■ **TASK PROMPT**
Write the data out again, exactly as given.

A block of data:

------

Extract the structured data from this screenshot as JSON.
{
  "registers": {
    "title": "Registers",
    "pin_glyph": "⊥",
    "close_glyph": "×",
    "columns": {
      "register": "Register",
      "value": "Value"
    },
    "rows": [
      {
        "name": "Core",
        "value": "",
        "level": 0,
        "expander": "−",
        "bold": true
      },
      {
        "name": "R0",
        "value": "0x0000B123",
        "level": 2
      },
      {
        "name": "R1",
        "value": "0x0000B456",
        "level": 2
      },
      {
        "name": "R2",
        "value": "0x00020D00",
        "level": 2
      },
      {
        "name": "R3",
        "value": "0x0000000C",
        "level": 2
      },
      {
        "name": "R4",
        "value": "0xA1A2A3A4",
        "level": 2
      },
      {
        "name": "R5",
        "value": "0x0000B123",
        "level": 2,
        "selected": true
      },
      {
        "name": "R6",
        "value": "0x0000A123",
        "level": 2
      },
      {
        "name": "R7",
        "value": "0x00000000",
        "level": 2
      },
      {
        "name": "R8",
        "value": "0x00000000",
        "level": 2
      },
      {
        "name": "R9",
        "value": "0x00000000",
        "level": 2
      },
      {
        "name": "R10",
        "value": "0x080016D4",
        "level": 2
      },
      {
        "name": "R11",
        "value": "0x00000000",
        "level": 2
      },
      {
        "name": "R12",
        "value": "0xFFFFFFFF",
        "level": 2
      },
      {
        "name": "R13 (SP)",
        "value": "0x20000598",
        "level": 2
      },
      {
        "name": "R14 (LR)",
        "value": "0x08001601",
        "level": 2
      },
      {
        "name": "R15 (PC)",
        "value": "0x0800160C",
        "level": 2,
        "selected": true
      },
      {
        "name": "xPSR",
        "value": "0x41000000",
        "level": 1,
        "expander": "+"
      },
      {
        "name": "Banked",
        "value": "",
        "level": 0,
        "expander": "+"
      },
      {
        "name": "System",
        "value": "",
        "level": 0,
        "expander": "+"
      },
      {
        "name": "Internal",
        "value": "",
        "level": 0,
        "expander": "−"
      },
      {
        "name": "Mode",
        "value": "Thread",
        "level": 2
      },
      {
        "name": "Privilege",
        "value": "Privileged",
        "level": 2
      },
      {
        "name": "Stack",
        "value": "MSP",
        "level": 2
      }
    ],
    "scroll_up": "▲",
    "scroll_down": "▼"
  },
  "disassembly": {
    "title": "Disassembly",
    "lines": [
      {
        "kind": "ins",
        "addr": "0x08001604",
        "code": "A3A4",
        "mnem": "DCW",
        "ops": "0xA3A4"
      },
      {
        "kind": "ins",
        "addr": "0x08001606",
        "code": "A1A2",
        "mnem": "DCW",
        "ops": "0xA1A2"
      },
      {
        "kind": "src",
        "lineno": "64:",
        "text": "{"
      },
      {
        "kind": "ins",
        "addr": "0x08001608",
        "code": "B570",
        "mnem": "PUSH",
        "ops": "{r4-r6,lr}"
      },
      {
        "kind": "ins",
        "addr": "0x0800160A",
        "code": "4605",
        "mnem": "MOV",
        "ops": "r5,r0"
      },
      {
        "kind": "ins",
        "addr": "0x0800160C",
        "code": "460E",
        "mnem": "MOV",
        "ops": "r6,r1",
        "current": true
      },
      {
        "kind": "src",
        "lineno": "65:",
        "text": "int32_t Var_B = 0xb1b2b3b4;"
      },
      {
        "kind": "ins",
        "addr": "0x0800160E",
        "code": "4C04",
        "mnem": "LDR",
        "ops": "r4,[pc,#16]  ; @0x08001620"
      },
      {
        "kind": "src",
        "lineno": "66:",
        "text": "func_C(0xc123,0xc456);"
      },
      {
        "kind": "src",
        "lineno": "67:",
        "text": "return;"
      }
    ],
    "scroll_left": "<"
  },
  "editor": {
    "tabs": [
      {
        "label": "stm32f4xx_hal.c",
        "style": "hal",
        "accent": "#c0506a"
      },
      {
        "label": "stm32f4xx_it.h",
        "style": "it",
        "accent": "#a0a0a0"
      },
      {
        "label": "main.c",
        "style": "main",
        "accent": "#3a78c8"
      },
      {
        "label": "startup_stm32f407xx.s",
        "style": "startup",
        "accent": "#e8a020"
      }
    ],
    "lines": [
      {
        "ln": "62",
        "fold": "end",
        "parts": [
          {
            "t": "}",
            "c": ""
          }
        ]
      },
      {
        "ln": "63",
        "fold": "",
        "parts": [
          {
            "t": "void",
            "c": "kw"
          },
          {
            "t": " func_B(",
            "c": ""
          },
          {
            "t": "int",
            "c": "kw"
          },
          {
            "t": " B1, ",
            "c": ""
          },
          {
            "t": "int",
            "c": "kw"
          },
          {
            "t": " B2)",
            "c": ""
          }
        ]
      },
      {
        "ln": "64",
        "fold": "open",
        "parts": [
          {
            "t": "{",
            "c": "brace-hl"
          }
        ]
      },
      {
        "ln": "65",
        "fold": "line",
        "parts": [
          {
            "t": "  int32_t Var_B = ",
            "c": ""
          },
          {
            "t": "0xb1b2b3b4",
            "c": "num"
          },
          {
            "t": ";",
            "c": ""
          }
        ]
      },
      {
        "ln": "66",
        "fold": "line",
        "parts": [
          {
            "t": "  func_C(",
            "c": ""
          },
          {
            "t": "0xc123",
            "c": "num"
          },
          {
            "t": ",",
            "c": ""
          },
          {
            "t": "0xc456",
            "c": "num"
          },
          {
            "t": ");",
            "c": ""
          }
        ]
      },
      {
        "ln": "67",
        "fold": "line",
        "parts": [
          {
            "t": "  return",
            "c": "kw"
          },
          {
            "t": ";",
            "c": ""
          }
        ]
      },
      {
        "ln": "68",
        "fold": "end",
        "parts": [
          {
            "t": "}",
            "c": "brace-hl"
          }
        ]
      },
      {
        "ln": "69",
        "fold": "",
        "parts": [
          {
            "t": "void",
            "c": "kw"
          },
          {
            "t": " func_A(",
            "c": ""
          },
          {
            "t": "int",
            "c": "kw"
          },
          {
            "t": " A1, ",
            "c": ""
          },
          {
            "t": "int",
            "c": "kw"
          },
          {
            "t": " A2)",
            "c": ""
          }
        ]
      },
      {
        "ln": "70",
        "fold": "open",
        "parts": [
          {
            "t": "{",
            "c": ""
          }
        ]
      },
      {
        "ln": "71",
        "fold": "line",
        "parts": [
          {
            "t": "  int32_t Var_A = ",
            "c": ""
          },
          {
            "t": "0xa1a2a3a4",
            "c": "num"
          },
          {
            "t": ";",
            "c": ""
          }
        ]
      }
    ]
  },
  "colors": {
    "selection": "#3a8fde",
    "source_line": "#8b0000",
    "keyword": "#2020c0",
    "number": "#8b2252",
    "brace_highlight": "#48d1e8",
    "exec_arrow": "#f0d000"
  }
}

------

■ **SOLUTION TO THIS EXERCISE**
Extract the structured data from this screenshot as JSON.
{
  "registers": {
    "title": "Registers",
    "pin_glyph": "⊥",
    "close_glyph": "×",
    "columns": {
      "register": "Register",
      "value": "Value"
    },
    "rows": [
      {
        "name": "Core",
        "value": "",
        "level": 0,
        "expander": "−",
        "bold": true
      },
      {
        "name": "R0",
        "value": "0x0000B123",
        "level": 2
      },
      {
        "name": "R1",
        "value": "0x0000B456",
        "level": 2
      },
      {
        "name": "R2",
        "value": "0x00020D00",
        "level": 2
      },
      {
        "name": "R3",
        "value": "0x0000000C",
        "level": 2
      },
      {
        "name": "R4",
        "value": "0xA1A2A3A4",
        "level": 2
      },
      {
        "name": "R5",
        "value": "0x0000B123",
        "level": 2,
        "selected": true
      },
      {
        "name": "R6",
        "value": "0x0000A123",
        "level": 2
      },
      {
        "name": "R7",
        "value": "0x00000000",
        "level": 2
      },
      {
        "name": "R8",
        "value": "0x00000000",
        "level": 2
      },
      {
        "name": "R9",
        "value": "0x00000000",
        "level": 2
      },
      {
        "name": "R10",
        "value": "0x080016D4",
        "level": 2
      },
      {
        "name": "R11",
        "value": "0x00000000",
        "level": 2
      },
      {
        "name": "R12",
        "value": "0xFFFFFFFF",
        "level": 2
      },
      {
        "name": "R13 (SP)",
        "value": "0x20000598",
        "level": 2
      },
      {
        "name": "R14 (LR)",
        "value": "0x08001601",
        "level": 2
      },
      {
        "name": "R15 (PC)",
        "value": "0x0800160C",
        "level": 2,
        "selected": true
      },
      {
        "name": "xPSR",
        "value": "0x41000000",
        "level": 1,
        "expander": "+"
      },
      {
        "name": "Banked",
        "value": "",
        "level": 0,
        "expander": "+"
      },
      {
        "name": "System",
        "value": "",
        "level": 0,
        "expander": "+"
      },
      {
        "name": "Internal",
        "value": "",
        "level": 0,
        "expander": "−"
      },
      {
        "name": "Mode",
        "value": "Thread",
        "level": 2
      },
      {
        "name": "Privilege",
        "value": "Privileged",
        "level": 2
      },
      {
        "name": "Stack",
        "value": "MSP",
        "level": 2
      }
    ],
    "scroll_up": "▲",
    "scroll_down": "▼"
  },
  "disassembly": {
    "title": "Disassembly",
    "lines": [
      {
        "kind": "ins",
        "addr": "0x08001604",
        "code": "A3A4",
        "mnem": "DCW",
        "ops": "0xA3A4"
      },
      {
        "kind": "ins",
        "addr": "0x08001606",
        "code": "A1A2",
        "mnem": "DCW",
        "ops": "0xA1A2"
      },
      {
        "kind": "src",
        "lineno": "64:",
        "text": "{"
      },
      {
        "kind": "ins",
        "addr": "0x08001608",
        "code": "B570",
        "mnem": "PUSH",
        "ops": "{r4-r6,lr}"
      },
      {
        "kind": "ins",
        "addr": "0x0800160A",
        "code": "4605",
        "mnem": "MOV",
        "ops": "r5,r0"
      },
      {
        "kind": "ins",
        "addr": "0x0800160C",
        "code": "460E",
        "mnem": "MOV",
        "ops": "r6,r1",
        "current": true
      },
      {
        "kind": "src",
        "lineno": "65:",
        "text": "int32_t Var_B = 0xb1b2b3b4;"
      },
      {
        "kind": "ins",
        "addr": "0x0800160E",
        "code": "4C04",
        "mnem": "LDR",
        "ops": "r4,[pc,#16]  ; @0x08001620"
      },
      {
        "kind": "src",
        "lineno": "66:",
        "text": "func_C(0xc123,0xc456);"
      },
      {
        "kind": "src",
        "lineno": "67:",
        "text": "return;"
      }
    ],
    "scroll_left": "<"
  },
  "editor": {
    "tabs": [
      {
        "label": "stm32f4xx_hal.c",
        "style": "hal",
        "accent": "#c0506a"
      },
      {
        "label": "stm32f4xx_it.h",
        "style": "it",
        "accent": "#a0a0a0"
      },
      {
        "label": "main.c",
        "style": "main",
        "accent": "#3a78c8"
      },
      {
        "label": "startup_stm32f407xx.s",
        "style": "startup",
        "accent": "#e8a020"
      }
    ],
    "lines": [
      {
        "ln": "62",
        "fold": "end",
        "parts": [
          {
            "t": "}",
            "c": ""
          }
        ]
      },
      {
        "ln": "63",
        "fold": "",
        "parts": [
          {
            "t": "void",
            "c": "kw"
          },
          {
            "t": " func_B(",
            "c": ""
          },
          {
            "t": "int",
            "c": "kw"
          },
          {
            "t": " B1, ",
            "c": ""
          },
          {
            "t": "int",
            "c": "kw"
          },
          {
            "t": " B2)",
            "c": ""
          }
        ]
      },
      {
        "ln": "64",
        "fold": "open",
        "parts": [
          {
            "t": "{",
            "c": "brace-hl"
          }
        ]
      },
      {
        "ln": "65",
        "fold": "line",
        "parts": [
          {
            "t": "  int32_t Var_B = ",
            "c": ""
          },
          {
            "t": "0xb1b2b3b4",
            "c": "num"
          },
          {
            "t": ";",
            "c": ""
          }
        ]
      },
      {
        "ln": "66",
        "fold": "line",
        "parts": [
          {
            "t": "  func_C(",
            "c": ""
          },
          {
            "t": "0xc123",
            "c": "num"
          },
          {
            "t": ",",
            "c": ""
          },
          {
            "t": "0xc456",
            "c": "num"
          },
          {
            "t": ");",
            "c": ""
          }
        ]
      },
      {
        "ln": "67",
        "fold": "line",
        "parts": [
          {
            "t": "  return",
            "c": "kw"
          },
          {
            "t": ";",
            "c": ""
          }
        ]
      },
      {
        "ln": "68",
        "fold": "end",
        "parts": [
          {
            "t": "}",
            "c": "brace-hl"
          }
        ]
      },
      {
        "ln": "69",
        "fold": "",
        "parts": [
          {
            "t": "void",
            "c": "kw"
          },
          {
            "t": " func_A(",
            "c": ""
          },
          {
            "t": "int",
            "c": "kw"
          },
          {
            "t": " A1, ",
            "c": ""
          },
          {
            "t": "int",
            "c": "kw"
          },
          {
            "t": " A2)",
            "c": ""
          }
        ]
      },
      {
        "ln": "70",
        "fold": "open",
        "parts": [
          {
            "t": "{",
            "c": ""
          }
        ]
      },
      {
        "ln": "71",
        "fold": "line",
        "parts": [
          {
            "t": "  int32_t Var_A = ",
            "c": ""
          },
          {
            "t": "0xa1a2a3a4",
            "c": "num"
          },
          {
            "t": ";",
            "c": ""
          }
        ]
      }
    ]
  },
  "colors": {
    "selection": "#3a8fde",
    "source_line": "#8b0000",
    "keyword": "#2020c0",
    "number": "#8b2252",
    "brace_highlight": "#48d1e8",
    "exec_arrow": "#f0d000"
  }
}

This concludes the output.